**** DATA SUPPLIED

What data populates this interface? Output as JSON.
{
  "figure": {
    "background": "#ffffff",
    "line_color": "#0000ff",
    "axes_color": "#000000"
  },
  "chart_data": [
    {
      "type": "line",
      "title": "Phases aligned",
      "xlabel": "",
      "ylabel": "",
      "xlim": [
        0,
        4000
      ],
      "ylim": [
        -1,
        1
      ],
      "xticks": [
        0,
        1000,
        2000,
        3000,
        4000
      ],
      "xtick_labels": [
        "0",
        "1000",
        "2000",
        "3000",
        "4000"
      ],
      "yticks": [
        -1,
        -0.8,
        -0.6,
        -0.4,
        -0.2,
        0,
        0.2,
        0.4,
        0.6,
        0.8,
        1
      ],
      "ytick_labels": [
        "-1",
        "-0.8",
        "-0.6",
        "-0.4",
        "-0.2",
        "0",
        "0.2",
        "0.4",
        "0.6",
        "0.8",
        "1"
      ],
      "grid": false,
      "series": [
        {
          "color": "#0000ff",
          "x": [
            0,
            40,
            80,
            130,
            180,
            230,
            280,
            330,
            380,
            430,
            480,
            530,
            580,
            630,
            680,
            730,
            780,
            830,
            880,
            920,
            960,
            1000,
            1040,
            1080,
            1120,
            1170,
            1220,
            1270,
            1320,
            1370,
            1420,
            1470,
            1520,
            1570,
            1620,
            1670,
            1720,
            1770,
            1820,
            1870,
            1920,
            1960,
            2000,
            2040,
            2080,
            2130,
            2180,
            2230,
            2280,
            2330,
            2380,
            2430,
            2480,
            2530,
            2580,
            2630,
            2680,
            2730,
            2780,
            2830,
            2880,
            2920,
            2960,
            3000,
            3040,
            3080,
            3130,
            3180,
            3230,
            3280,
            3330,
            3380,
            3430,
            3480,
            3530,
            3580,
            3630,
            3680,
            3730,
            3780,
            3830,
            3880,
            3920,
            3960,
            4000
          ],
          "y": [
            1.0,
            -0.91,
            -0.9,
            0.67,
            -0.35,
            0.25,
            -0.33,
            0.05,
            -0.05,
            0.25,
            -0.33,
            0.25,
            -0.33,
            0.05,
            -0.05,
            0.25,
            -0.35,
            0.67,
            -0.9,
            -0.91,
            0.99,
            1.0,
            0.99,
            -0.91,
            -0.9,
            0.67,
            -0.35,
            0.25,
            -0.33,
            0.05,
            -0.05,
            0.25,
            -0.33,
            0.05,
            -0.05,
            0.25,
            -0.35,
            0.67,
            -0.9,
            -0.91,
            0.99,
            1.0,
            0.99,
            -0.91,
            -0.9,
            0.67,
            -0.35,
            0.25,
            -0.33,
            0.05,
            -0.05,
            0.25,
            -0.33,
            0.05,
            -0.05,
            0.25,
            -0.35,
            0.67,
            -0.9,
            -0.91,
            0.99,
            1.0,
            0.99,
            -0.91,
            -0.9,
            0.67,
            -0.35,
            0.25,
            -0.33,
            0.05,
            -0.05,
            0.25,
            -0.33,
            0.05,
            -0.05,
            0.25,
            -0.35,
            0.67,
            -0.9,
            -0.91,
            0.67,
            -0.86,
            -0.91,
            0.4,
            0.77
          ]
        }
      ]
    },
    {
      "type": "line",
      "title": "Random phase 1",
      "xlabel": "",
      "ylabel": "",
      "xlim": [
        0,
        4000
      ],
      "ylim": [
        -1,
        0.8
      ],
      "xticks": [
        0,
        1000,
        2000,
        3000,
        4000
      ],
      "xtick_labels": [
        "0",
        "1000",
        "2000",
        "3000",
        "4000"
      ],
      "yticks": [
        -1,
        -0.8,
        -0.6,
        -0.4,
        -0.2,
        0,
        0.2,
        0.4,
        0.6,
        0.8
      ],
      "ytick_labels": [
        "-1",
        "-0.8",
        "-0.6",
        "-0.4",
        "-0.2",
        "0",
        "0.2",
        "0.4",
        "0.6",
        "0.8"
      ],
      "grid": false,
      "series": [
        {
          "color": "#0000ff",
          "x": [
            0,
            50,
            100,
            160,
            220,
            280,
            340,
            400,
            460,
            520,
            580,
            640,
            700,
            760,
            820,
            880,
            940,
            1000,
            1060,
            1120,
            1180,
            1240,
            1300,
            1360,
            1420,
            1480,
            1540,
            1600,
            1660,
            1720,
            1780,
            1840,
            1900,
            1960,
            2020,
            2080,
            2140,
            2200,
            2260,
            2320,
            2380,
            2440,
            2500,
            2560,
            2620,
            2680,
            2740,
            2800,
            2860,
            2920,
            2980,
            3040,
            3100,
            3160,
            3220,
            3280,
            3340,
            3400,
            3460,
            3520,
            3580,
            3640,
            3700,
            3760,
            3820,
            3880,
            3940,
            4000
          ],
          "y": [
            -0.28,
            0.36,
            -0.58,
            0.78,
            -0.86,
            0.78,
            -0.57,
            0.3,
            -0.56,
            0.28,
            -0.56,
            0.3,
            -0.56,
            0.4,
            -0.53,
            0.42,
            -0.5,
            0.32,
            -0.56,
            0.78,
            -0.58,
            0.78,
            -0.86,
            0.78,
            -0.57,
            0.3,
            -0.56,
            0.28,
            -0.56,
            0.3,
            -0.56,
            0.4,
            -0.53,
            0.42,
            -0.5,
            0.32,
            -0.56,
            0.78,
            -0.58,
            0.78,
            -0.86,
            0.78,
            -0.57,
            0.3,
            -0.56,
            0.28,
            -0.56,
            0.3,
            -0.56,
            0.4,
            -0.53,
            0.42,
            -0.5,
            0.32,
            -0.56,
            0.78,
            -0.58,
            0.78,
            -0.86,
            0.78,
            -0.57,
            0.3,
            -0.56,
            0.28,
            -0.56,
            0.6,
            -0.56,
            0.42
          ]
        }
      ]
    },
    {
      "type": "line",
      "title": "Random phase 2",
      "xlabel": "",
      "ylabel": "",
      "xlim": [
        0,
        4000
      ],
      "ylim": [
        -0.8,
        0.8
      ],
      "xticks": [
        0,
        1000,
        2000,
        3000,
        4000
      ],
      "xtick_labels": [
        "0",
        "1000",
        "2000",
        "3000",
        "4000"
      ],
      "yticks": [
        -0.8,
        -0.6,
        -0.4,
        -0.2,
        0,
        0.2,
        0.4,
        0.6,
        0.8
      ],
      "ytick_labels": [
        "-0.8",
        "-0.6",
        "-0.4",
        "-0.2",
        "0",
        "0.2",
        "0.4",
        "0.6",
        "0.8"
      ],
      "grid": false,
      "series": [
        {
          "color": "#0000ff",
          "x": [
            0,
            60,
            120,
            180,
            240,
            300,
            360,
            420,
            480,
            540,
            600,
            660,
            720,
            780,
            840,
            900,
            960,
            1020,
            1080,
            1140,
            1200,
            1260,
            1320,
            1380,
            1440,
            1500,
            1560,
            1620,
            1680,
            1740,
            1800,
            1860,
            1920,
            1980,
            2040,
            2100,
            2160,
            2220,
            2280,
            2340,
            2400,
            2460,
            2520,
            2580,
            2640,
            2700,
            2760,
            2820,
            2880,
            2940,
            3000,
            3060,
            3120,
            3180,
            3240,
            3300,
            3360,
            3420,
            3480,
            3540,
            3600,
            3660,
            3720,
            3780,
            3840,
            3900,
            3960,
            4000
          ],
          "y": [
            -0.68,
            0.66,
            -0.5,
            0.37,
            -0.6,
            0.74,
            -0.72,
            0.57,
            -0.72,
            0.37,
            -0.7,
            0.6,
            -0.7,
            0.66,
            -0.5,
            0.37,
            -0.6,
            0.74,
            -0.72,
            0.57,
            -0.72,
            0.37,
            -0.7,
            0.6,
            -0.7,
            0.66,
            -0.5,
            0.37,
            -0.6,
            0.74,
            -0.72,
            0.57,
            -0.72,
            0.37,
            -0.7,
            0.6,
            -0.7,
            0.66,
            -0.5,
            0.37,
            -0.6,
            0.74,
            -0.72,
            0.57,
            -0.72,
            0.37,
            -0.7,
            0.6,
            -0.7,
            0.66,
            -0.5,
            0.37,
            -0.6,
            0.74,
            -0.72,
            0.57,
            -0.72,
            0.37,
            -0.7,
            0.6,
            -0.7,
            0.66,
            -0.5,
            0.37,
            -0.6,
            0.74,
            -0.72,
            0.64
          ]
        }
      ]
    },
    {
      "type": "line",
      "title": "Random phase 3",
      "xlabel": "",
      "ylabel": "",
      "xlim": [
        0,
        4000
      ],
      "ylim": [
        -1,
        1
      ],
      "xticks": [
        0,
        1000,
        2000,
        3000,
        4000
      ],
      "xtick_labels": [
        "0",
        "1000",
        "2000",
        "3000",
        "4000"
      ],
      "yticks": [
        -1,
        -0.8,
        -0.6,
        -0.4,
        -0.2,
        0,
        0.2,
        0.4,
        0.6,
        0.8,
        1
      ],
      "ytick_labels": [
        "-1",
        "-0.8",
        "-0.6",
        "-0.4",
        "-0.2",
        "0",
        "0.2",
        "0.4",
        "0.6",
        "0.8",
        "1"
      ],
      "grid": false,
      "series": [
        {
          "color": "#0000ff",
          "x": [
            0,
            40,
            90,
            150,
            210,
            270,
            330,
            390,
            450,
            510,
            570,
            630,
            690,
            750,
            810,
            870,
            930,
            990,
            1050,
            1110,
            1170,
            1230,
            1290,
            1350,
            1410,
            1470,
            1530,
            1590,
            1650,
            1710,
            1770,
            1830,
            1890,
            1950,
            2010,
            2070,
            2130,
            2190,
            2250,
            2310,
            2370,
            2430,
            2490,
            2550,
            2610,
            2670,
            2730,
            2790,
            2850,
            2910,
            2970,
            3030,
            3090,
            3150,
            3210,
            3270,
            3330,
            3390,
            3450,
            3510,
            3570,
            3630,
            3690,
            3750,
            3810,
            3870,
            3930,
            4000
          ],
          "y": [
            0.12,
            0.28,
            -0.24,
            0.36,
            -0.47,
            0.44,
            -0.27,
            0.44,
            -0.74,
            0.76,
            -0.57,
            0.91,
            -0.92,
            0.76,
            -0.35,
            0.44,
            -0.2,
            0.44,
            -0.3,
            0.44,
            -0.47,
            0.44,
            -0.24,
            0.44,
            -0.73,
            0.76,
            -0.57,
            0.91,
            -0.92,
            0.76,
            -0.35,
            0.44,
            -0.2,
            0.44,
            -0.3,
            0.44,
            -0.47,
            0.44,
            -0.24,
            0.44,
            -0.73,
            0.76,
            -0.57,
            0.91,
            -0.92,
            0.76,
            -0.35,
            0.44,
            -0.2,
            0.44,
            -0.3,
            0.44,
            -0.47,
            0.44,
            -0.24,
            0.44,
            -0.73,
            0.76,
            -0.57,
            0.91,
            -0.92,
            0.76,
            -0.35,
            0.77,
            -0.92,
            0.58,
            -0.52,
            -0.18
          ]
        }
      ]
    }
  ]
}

********

THE REQUEST => Only lines with the word "Random" should be collected from the material.

COMPLETE ANSWER =>
      "title": "Random phase 1",
      "title": "Random phase 2",
      "title": "Random phase 3",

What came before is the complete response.